_Given task_
Count how many lines hold the word "What" and give that number as the whole answer.

Data records
- - -

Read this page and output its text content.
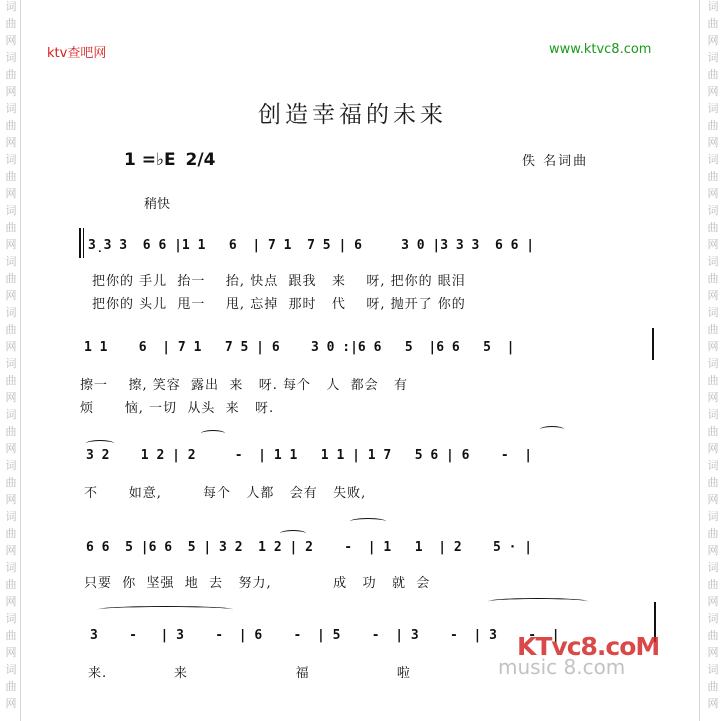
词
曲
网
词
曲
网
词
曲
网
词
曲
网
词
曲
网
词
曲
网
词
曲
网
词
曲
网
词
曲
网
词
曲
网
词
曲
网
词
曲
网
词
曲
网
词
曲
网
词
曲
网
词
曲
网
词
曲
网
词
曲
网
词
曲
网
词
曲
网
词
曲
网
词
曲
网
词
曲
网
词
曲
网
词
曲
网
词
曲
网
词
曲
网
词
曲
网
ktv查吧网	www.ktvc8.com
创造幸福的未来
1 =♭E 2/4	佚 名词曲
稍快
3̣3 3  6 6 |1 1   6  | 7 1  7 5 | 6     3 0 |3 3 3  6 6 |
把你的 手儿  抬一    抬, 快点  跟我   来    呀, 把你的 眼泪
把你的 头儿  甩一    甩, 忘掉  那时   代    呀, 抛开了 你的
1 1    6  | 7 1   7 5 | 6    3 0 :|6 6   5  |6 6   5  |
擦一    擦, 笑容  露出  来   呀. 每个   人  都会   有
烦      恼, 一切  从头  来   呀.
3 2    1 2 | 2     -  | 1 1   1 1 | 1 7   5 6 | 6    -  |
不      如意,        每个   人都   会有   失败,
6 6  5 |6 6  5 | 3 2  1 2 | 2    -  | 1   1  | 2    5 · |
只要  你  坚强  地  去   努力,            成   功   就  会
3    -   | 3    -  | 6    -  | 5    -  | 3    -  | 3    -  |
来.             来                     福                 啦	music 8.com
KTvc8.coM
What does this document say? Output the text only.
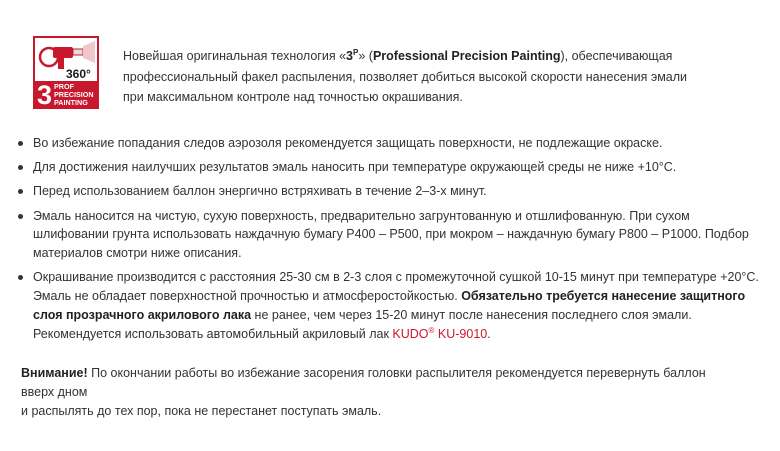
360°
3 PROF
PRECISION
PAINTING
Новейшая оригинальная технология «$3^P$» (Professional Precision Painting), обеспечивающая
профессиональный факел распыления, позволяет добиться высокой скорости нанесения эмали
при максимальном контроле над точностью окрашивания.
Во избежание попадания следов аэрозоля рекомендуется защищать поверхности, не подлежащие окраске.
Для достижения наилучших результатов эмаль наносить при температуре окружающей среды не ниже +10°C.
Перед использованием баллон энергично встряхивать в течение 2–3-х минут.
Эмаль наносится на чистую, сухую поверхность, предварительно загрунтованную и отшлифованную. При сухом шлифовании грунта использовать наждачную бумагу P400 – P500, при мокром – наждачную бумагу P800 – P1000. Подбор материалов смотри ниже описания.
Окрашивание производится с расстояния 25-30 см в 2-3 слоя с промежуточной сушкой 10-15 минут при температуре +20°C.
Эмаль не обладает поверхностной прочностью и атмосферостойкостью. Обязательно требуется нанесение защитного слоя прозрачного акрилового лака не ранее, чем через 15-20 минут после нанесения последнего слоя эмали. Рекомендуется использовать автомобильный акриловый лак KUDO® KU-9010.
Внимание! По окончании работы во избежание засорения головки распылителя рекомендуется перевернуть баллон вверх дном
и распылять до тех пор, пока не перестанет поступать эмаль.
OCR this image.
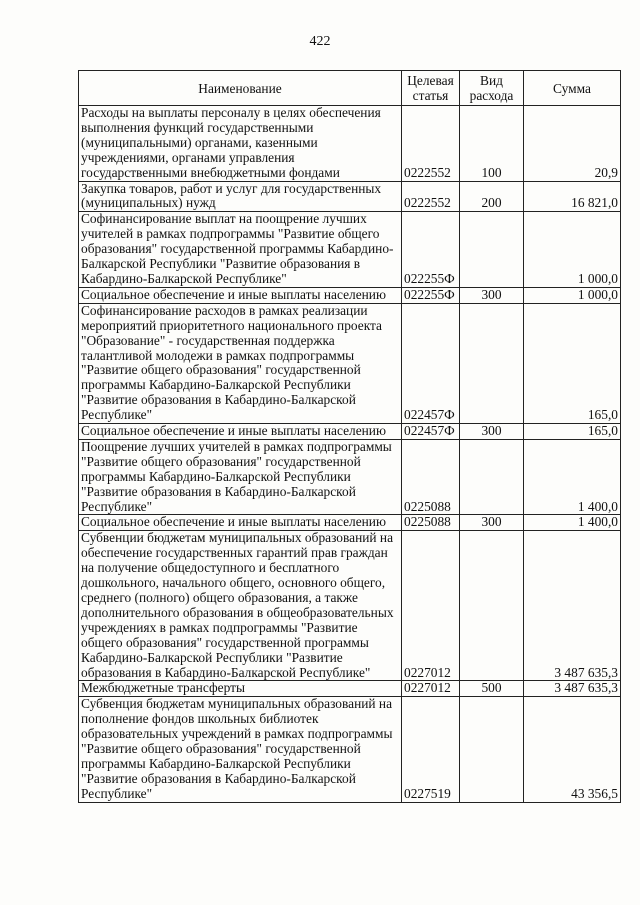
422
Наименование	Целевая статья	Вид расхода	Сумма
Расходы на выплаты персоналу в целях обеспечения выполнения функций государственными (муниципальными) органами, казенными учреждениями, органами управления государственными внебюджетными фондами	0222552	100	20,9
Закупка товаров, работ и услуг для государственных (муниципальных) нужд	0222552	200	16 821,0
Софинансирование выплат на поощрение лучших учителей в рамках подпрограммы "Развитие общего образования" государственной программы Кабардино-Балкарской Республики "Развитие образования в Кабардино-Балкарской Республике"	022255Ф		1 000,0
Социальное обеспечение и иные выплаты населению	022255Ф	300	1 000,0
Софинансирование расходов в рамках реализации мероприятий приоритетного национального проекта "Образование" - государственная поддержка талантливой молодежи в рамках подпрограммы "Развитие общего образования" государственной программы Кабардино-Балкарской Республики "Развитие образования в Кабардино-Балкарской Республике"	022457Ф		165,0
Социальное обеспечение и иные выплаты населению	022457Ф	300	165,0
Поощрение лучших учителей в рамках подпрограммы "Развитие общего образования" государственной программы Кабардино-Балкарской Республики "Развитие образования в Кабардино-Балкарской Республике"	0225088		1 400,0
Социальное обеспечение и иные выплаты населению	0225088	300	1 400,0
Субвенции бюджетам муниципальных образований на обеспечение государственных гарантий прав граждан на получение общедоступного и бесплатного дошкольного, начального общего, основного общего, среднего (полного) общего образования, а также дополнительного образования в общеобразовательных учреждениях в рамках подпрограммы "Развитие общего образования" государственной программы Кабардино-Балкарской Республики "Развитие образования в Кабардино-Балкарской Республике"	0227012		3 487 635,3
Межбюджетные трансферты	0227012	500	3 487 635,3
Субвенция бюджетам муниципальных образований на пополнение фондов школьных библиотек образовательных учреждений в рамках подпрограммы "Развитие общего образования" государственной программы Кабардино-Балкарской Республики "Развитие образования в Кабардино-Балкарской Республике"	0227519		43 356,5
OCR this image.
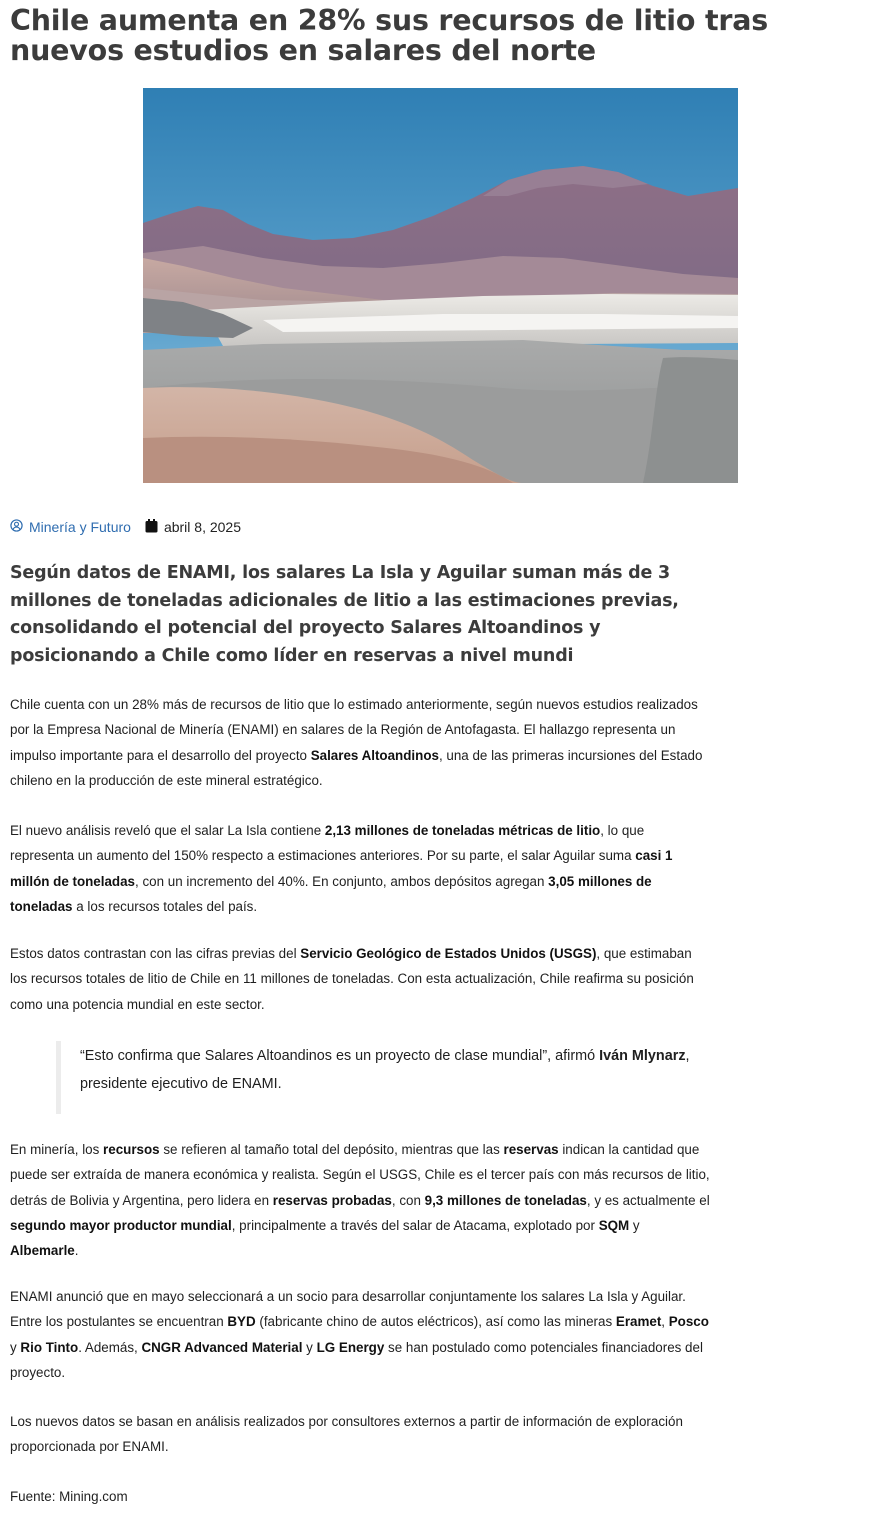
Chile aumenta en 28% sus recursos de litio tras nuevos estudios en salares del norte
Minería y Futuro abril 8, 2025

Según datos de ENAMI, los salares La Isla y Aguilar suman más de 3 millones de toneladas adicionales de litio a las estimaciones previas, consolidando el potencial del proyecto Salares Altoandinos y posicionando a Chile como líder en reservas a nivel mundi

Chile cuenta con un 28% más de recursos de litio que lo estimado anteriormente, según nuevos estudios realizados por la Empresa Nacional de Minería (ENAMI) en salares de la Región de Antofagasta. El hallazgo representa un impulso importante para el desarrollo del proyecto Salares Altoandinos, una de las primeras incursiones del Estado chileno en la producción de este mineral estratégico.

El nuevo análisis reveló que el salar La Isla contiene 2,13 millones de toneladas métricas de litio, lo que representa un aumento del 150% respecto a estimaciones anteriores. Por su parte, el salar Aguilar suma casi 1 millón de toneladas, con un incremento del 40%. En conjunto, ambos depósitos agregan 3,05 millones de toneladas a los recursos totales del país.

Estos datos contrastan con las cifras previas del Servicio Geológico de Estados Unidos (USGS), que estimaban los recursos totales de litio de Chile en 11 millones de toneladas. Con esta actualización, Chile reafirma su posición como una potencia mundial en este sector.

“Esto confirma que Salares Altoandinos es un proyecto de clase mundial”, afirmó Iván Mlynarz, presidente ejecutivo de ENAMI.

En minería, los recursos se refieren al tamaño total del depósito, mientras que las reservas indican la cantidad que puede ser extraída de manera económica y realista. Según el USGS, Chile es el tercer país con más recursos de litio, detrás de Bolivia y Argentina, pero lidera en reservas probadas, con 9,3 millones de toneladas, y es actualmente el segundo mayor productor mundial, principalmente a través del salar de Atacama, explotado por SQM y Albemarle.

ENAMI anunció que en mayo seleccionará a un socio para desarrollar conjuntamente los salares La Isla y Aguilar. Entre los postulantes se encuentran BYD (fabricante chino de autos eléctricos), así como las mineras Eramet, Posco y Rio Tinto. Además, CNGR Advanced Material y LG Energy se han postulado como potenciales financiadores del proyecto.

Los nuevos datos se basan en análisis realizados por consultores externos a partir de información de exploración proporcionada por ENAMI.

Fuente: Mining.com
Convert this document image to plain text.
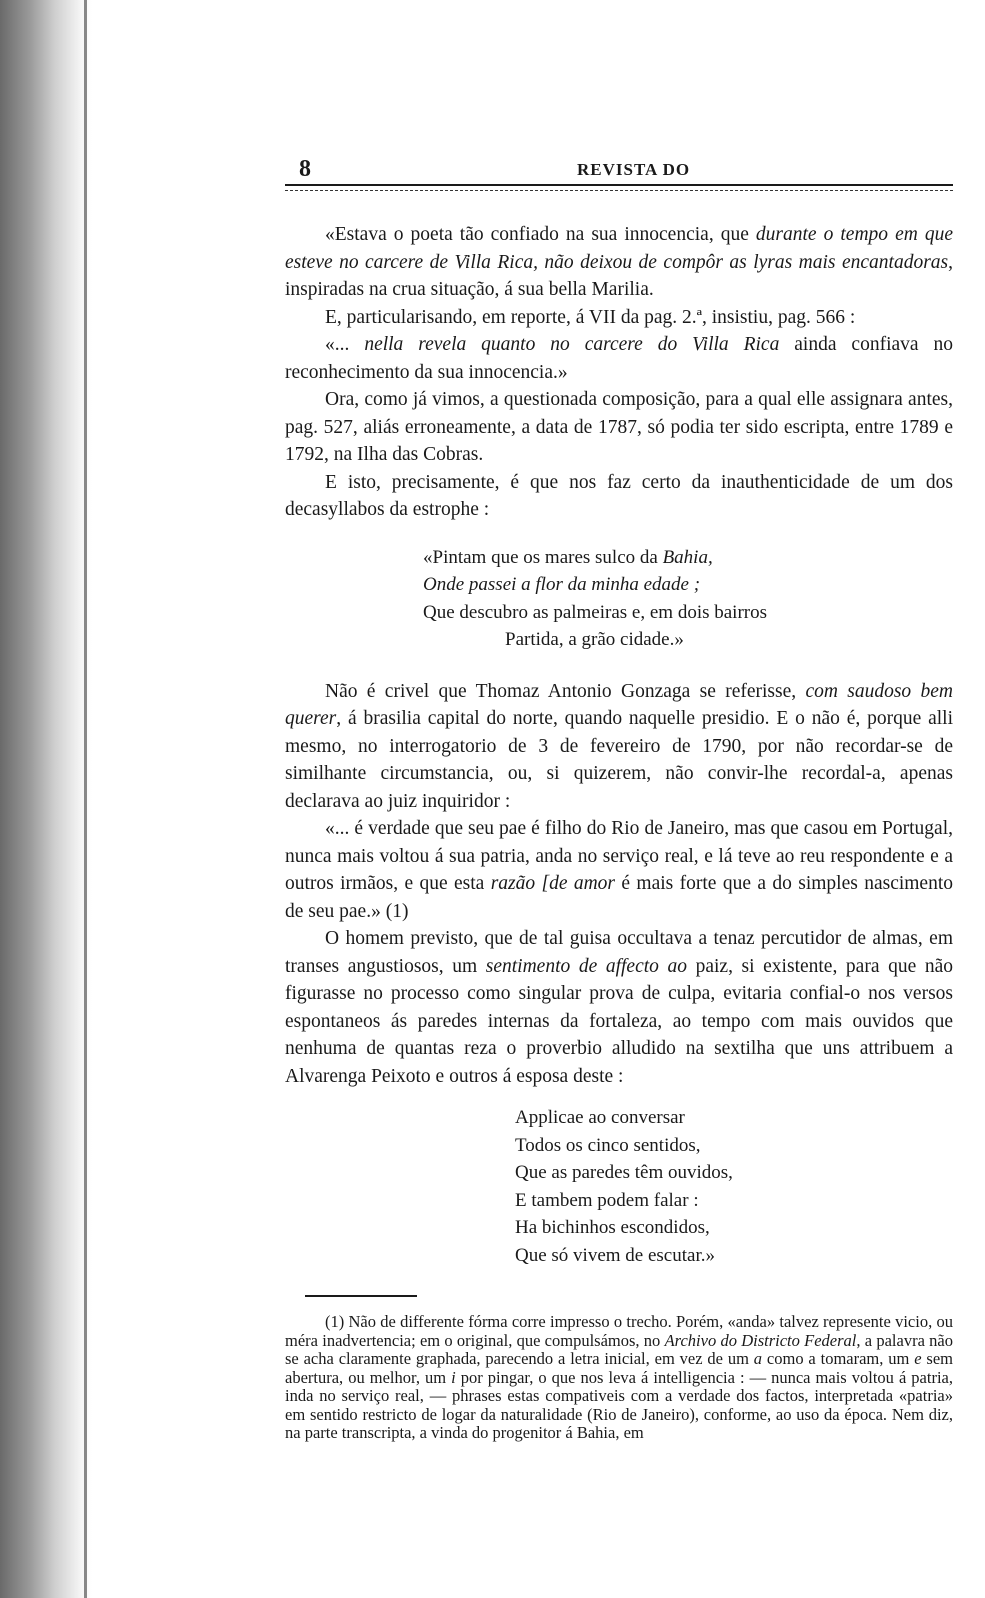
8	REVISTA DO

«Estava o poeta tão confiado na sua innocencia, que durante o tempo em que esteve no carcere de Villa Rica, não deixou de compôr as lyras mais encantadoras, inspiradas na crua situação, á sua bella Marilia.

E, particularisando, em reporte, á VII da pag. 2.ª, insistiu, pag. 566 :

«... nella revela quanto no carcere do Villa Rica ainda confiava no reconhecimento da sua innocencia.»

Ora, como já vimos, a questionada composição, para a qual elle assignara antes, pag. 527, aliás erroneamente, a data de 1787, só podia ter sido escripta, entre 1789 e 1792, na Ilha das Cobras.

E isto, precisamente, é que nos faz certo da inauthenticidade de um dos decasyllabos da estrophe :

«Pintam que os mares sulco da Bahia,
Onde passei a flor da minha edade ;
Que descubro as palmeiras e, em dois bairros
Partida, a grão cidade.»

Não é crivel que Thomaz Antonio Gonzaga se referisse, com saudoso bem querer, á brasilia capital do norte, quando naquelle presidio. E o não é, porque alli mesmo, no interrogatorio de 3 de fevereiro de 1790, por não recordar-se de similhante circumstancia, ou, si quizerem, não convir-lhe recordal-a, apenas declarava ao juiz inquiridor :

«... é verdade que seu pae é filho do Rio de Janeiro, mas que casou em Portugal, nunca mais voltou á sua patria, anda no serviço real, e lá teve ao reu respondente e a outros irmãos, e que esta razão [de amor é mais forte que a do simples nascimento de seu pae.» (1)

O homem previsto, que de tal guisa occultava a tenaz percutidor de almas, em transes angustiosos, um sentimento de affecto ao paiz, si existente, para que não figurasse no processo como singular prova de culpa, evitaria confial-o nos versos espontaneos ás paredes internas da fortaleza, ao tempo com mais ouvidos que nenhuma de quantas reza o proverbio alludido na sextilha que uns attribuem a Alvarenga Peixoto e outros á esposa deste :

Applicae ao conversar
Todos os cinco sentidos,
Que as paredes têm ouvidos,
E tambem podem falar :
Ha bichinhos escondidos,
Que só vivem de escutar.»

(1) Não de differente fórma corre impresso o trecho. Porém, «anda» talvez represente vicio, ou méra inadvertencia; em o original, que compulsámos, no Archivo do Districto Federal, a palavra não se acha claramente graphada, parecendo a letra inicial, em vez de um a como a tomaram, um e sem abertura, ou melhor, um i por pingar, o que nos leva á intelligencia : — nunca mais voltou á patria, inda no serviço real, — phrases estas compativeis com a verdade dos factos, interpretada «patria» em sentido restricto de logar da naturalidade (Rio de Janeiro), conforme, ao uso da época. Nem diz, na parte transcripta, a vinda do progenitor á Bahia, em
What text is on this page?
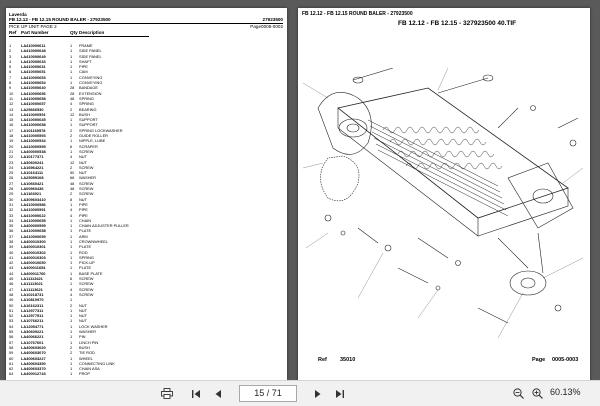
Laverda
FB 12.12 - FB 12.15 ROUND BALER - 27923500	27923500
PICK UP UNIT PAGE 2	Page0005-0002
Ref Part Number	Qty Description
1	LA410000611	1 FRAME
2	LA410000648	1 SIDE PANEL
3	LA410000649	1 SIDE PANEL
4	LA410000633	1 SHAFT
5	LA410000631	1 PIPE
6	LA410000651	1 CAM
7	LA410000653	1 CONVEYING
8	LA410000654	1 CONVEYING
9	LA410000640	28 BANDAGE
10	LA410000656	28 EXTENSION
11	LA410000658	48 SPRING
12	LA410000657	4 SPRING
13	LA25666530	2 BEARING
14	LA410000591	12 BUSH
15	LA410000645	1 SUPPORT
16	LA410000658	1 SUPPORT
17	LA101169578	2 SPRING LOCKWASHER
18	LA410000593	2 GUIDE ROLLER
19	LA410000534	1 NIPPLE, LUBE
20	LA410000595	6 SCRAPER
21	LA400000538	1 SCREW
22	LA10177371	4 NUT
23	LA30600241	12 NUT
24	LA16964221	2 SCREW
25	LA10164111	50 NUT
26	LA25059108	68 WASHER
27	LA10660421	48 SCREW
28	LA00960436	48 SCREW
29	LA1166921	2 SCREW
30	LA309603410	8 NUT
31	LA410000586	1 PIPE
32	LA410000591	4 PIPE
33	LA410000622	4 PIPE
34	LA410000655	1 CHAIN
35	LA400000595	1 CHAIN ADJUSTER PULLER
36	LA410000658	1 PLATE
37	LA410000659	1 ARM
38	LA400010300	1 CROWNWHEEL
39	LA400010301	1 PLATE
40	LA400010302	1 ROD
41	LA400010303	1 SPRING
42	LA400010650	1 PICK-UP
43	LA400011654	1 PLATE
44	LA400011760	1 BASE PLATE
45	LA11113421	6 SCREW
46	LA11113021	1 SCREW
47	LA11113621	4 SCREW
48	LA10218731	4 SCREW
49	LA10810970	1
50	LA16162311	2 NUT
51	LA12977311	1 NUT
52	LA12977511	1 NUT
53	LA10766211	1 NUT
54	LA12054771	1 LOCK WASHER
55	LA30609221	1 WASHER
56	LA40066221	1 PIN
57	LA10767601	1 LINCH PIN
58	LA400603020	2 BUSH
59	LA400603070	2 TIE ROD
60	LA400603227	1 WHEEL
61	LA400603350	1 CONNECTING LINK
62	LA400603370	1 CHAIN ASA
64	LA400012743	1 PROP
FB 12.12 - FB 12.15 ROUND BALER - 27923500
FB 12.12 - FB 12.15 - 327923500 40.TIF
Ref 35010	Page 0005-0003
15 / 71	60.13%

- - -

_Final answer_
2